== Extracted material ==
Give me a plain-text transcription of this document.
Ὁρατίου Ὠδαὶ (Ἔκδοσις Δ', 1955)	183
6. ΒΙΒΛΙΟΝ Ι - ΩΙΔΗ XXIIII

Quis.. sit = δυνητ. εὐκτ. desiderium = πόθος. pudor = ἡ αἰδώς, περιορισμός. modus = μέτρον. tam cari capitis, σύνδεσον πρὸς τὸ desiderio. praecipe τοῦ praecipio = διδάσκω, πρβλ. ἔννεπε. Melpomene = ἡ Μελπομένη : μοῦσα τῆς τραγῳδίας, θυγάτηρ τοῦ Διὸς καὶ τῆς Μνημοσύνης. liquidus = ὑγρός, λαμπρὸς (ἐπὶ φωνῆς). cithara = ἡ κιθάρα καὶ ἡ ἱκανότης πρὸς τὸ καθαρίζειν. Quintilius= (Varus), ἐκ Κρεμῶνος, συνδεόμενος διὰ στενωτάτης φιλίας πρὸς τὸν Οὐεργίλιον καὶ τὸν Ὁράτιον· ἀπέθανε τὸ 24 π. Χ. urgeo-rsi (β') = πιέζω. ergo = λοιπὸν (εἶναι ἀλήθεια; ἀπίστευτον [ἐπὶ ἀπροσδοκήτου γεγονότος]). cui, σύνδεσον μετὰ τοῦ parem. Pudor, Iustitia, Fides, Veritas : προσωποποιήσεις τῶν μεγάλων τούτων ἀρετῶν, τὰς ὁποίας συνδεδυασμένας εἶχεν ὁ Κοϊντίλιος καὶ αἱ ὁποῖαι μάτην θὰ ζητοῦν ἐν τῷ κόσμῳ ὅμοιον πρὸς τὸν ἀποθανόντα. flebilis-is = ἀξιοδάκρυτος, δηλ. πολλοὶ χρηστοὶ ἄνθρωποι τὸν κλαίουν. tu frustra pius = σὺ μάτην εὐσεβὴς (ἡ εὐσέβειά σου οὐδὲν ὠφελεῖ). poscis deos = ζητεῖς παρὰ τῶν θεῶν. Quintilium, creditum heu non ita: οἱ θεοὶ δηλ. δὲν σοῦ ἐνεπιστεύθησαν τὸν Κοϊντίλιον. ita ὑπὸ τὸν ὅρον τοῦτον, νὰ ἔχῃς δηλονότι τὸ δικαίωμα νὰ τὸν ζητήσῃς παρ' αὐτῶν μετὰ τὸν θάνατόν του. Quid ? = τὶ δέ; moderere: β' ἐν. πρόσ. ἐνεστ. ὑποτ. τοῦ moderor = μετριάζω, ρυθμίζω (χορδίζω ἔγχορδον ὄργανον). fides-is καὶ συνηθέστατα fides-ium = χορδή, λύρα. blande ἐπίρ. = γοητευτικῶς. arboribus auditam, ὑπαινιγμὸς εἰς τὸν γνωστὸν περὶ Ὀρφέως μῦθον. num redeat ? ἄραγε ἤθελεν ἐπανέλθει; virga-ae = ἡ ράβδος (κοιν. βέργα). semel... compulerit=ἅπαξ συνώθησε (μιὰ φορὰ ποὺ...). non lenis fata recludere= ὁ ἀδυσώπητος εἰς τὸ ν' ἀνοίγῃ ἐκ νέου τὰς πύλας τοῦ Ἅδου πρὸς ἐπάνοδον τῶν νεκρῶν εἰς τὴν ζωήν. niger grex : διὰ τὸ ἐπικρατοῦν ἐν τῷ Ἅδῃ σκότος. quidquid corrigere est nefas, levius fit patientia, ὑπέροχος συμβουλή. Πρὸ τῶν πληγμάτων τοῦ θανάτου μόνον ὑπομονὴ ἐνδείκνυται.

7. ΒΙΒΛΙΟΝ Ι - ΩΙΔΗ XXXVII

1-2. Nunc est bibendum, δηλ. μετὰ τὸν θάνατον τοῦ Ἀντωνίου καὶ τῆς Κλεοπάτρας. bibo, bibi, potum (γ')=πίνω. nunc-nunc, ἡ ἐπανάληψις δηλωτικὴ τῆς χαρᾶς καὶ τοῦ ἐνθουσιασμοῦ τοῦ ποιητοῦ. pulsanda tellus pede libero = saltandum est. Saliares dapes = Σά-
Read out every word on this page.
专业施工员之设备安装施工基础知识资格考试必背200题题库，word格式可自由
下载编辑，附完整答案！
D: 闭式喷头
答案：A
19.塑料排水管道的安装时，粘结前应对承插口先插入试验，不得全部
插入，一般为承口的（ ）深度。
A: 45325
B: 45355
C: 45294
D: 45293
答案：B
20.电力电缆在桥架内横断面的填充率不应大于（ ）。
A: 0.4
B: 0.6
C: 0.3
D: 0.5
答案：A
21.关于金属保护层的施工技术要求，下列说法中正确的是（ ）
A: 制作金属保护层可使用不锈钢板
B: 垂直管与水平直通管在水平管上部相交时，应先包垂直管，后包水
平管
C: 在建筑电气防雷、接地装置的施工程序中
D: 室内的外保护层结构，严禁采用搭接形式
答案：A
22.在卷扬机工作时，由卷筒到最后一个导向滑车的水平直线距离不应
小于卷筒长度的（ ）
===
# Instruction:
From the records above, extract every line exactly as it stands.

# The completed task:
Give me a plain-text transcription of this document.
Ὁρατίου Ὠδαὶ (Ἔκδοσις Δ', 1955)	183
6. ΒΙΒΛΙΟΝ Ι - ΩΙΔΗ XXIIII

Quis.. sit = δυνητ. εὐκτ. desiderium = πόθος. pudor = ἡ αἰδώς, περιορισμός. modus = μέτρον. tam cari capitis, σύνδεσον πρὸς τὸ desiderio. praecipe τοῦ praecipio = διδάσκω, πρβλ. ἔννεπε. Melpomene = ἡ Μελπομένη : μοῦσα τῆς τραγῳδίας, θυγάτηρ τοῦ Διὸς καὶ τῆς Μνημοσύνης. liquidus = ὑγρός, λαμπρὸς (ἐπὶ φωνῆς). cithara = ἡ κιθάρα καὶ ἡ ἱκανότης πρὸς τὸ καθαρίζειν. Quintilius= (Varus), ἐκ Κρεμῶνος, συνδεόμενος διὰ στενωτάτης φιλίας πρὸς τὸν Οὐεργίλιον καὶ τὸν Ὁράτιον· ἀπέθανε τὸ 24 π. Χ. urgeo-rsi (β') = πιέζω. ergo = λοιπὸν (εἶναι ἀλήθεια; ἀπίστευτον [ἐπὶ ἀπροσδοκήτου γεγονότος]). cui, σύνδεσον μετὰ τοῦ parem. Pudor, Iustitia, Fides, Veritas : προσωποποιήσεις τῶν μεγάλων τούτων ἀρετῶν, τὰς ὁποίας συνδεδυασμένας εἶχεν ὁ Κοϊντίλιος καὶ αἱ ὁποῖαι μάτην θὰ ζητοῦν ἐν τῷ κόσμῳ ὅμοιον πρὸς τὸν ἀποθανόντα. flebilis-is = ἀξιοδάκρυτος, δηλ. πολλοὶ χρηστοὶ ἄνθρωποι τὸν κλαίουν. tu frustra pius = σὺ μάτην εὐσεβὴς (ἡ εὐσέβειά σου οὐδὲν ὠφελεῖ). poscis deos = ζητεῖς παρὰ τῶν θεῶν. Quintilium, creditum heu non ita: οἱ θεοὶ δηλ. δὲν σοῦ ἐνεπιστεύθησαν τὸν Κοϊντίλιον. ita ὑπὸ τὸν ὅρον τοῦτον, νὰ ἔχῃς δηλονότι τὸ δικαίωμα νὰ τὸν ζητήσῃς παρ' αὐτῶν μετὰ τὸν θάνατόν του. Quid ? = τὶ δέ; moderere: β' ἐν. πρόσ. ἐνεστ. ὑποτ. τοῦ moderor = μετριάζω, ρυθμίζω (χορδίζω ἔγχορδον ὄργανον). fides-is καὶ συνηθέστατα fides-ium = χορδή, λύρα. blande ἐπίρ. = γοητευτικῶς. arboribus auditam, ὑπαινιγμὸς εἰς τὸν γνωστὸν περὶ Ὀρφέως μῦθον. num redeat ? ἄραγε ἤθελεν ἐπανέλθει; virga-ae = ἡ ράβδος (κοιν. βέργα). semel... compulerit=ἅπαξ συνώθησε (μιὰ φορὰ ποὺ...). non lenis fata recludere= ὁ ἀδυσώπητος εἰς τὸ ν' ἀνοίγῃ ἐκ νέου τὰς πύλας τοῦ Ἅδου πρὸς ἐπάνοδον τῶν νεκρῶν εἰς τὴν ζωήν. niger grex : διὰ τὸ ἐπικρατοῦν ἐν τῷ Ἅδῃ σκότος. quidquid corrigere est nefas, levius fit patientia, ὑπέροχος συμβουλή. Πρὸ τῶν πληγμάτων τοῦ θανάτου μόνον ὑπομονὴ ἐνδείκνυται.

7. ΒΙΒΛΙΟΝ Ι - ΩΙΔΗ XXXVII

1-2. Nunc est bibendum, δηλ. μετὰ τὸν θάνατον τοῦ Ἀντωνίου καὶ τῆς Κλεοπάτρας. bibo, bibi, potum (γ')=πίνω. nunc-nunc, ἡ ἐπανάληψις δηλωτικὴ τῆς χαρᾶς καὶ τοῦ ἐνθουσιασμοῦ τοῦ ποιητοῦ. pulsanda tellus pede libero = saltandum est. Saliares dapes = Σά-
Read out every word on this page.
专业施工员之设备安装施工基础知识资格考试必背200题题库，word格式可自由
下载编辑，附完整答案！
D: 闭式喷头
答案：A
19.塑料排水管道的安装时，粘结前应对承插口先插入试验，不得全部
插入，一般为承口的（ ）深度。
A: 45325
B: 45355
C: 45294
D: 45293
答案：B
20.电力电缆在桥架内横断面的填充率不应大于（ ）。
A: 0.4
B: 0.6
C: 0.3
D: 0.5
答案：A
21.关于金属保护层的施工技术要求，下列说法中正确的是（ ）
A: 制作金属保护层可使用不锈钢板
B: 垂直管与水平直通管在水平管上部相交时，应先包垂直管，后包水
平管
C: 在建筑电气防雷、接地装置的施工程序中
D: 室内的外保护层结构，严禁采用搭接形式
答案：A
22.在卷扬机工作时，由卷筒到最后一个导向滑车的水平直线距离不应
小于卷筒长度的（ ）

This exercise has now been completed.